Short task
Below are some entries; can you quote all of them exactly?

Supplied material
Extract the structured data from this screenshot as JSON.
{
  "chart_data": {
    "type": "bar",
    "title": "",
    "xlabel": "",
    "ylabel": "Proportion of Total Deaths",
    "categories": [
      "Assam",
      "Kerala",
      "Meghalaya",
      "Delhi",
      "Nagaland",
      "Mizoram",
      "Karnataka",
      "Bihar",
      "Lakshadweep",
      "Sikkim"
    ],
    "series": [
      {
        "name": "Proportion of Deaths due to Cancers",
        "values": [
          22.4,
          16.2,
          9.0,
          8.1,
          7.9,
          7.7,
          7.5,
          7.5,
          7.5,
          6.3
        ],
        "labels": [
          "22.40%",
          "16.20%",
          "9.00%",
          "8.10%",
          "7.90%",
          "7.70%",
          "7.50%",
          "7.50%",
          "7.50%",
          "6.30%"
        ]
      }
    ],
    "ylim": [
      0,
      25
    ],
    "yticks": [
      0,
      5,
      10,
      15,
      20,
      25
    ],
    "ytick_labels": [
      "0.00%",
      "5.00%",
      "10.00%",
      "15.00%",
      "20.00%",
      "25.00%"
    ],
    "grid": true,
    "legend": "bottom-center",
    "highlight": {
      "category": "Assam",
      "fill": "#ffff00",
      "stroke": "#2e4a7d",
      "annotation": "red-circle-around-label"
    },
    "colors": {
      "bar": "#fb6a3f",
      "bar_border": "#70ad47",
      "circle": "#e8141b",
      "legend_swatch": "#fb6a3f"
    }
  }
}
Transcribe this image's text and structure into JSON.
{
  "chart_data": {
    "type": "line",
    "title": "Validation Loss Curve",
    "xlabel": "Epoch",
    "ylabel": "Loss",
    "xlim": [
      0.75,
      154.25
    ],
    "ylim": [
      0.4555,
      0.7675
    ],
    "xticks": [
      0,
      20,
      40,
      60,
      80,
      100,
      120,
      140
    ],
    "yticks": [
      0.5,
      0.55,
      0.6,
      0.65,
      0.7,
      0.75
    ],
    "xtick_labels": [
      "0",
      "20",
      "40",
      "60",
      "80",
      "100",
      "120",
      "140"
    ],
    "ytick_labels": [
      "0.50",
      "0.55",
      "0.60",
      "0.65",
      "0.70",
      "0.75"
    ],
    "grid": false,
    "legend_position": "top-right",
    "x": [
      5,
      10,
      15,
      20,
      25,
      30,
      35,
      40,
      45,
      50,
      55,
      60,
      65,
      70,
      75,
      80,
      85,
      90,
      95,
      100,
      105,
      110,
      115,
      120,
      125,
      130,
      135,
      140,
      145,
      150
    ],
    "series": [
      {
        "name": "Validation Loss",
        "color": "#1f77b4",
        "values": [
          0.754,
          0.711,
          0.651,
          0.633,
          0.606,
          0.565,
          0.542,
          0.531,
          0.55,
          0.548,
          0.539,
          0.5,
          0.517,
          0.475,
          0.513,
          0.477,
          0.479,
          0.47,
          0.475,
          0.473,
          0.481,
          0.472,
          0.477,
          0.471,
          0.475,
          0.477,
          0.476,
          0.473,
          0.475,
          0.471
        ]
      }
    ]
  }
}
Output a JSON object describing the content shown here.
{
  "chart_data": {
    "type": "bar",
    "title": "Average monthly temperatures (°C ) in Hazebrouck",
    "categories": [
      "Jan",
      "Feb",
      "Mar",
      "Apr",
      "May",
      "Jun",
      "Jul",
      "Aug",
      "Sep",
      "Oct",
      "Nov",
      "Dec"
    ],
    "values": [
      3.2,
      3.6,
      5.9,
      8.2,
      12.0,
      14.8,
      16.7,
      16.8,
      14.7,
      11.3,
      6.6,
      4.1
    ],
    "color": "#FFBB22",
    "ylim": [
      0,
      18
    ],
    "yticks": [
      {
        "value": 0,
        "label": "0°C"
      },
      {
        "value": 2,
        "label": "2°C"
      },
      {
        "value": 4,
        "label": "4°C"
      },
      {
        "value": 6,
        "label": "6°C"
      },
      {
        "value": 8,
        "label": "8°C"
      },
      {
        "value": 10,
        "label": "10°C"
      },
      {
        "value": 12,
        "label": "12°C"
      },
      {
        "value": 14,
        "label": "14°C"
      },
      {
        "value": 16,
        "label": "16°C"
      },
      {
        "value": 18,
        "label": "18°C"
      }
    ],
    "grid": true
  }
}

Task result
Extract the structured data from this screenshot as JSON.
{
  "chart_data": {
    "type": "bar",
    "title": "",
    "xlabel": "",
    "ylabel": "Proportion of Total Deaths",
    "categories": [
      "Assam",
      "Kerala",
      "Meghalaya",
      "Delhi",
      "Nagaland",
      "Mizoram",
      "Karnataka",
      "Bihar",
      "Lakshadweep",
      "Sikkim"
    ],
    "series": [
      {
        "name": "Proportion of Deaths due to Cancers",
        "values": [
          22.4,
          16.2,
          9.0,
          8.1,
          7.9,
          7.7,
          7.5,
          7.5,
          7.5,
          6.3
        ],
        "labels": [
          "22.40%",
          "16.20%",
          "9.00%",
          "8.10%",
          "7.90%",
          "7.70%",
          "7.50%",
          "7.50%",
          "7.50%",
          "6.30%"
        ]
      }
    ],
    "ylim": [
      0,
      25
    ],
    "yticks": [
      0,
      5,
      10,
      15,
      20,
      25
    ],
    "ytick_labels": [
      "0.00%",
      "5.00%",
      "10.00%",
      "15.00%",
      "20.00%",
      "25.00%"
    ],
    "grid": true,
    "legend": "bottom-center",
    "highlight": {
      "category": "Assam",
      "fill": "#ffff00",
      "stroke": "#2e4a7d",
      "annotation": "red-circle-around-label"
    },
    "colors": {
      "bar": "#fb6a3f",
      "bar_border": "#70ad47",
      "circle": "#e8141b",
      "legend_swatch": "#fb6a3f"
    }
  }
}
Transcribe this image's text and structure into JSON.
{
  "chart_data": {
    "type": "line",
    "title": "Validation Loss Curve",
    "xlabel": "Epoch",
    "ylabel": "Loss",
    "xlim": [
      0.75,
      154.25
    ],
    "ylim": [
      0.4555,
      0.7675
    ],
    "xticks": [
      0,
      20,
      40,
      60,
      80,
      100,
      120,
      140
    ],
    "yticks": [
      0.5,
      0.55,
      0.6,
      0.65,
      0.7,
      0.75
    ],
    "xtick_labels": [
      "0",
      "20",
      "40",
      "60",
      "80",
      "100",
      "120",
      "140"
    ],
    "ytick_labels": [
      "0.50",
      "0.55",
      "0.60",
      "0.65",
      "0.70",
      "0.75"
    ],
    "grid": false,
    "legend_position": "top-right",
    "x": [
      5,
      10,
      15,
      20,
      25,
      30,
      35,
      40,
      45,
      50,
      55,
      60,
      65,
      70,
      75,
      80,
      85,
      90,
      95,
      100,
      105,
      110,
      115,
      120,
      125,
      130,
      135,
      140,
      145,
      150
    ],
    "series": [
      {
        "name": "Validation Loss",
        "color": "#1f77b4",
        "values": [
          0.754,
          0.711,
          0.651,
          0.633,
          0.606,
          0.565,
          0.542,
          0.531,
          0.55,
          0.548,
          0.539,
          0.5,
          0.517,
          0.475,
          0.513,
          0.477,
          0.479,
          0.47,
          0.475,
          0.473,
          0.481,
          0.472,
          0.477,
          0.471,
          0.475,
          0.477,
          0.476,
          0.473,
          0.475,
          0.471
        ]
      }
    ]
  }
}
Output a JSON object describing the content shown here.
{
  "chart_data": {
    "type": "bar",
    "title": "Average monthly temperatures (°C ) in Hazebrouck",
    "categories": [
      "Jan",
      "Feb",
      "Mar",
      "Apr",
      "May",
      "Jun",
      "Jul",
      "Aug",
      "Sep",
      "Oct",
      "Nov",
      "Dec"
    ],
    "values": [
      3.2,
      3.6,
      5.9,
      8.2,
      12.0,
      14.8,
      16.7,
      16.8,
      14.7,
      11.3,
      6.6,
      4.1
    ],
    "color": "#FFBB22",
    "ylim": [
      0,
      18
    ],
    "yticks": [
      {
        "value": 0,
        "label": "0°C"
      },
      {
        "value": 2,
        "label": "2°C"
      },
      {
        "value": 4,
        "label": "4°C"
      },
      {
        "value": 6,
        "label": "6°C"
      },
      {
        "value": 8,
        "label": "8°C"
      },
      {
        "value": 10,
        "label": "10°C"
      },
      {
        "value": 12,
        "label": "12°C"
      },
      {
        "value": 14,
        "label": "14°C"
      },
      {
        "value": 16,
        "label": "16°C"
      },
      {
        "value": 18,
        "label": "18°C"
      }
    ],
    "grid": true
  }
}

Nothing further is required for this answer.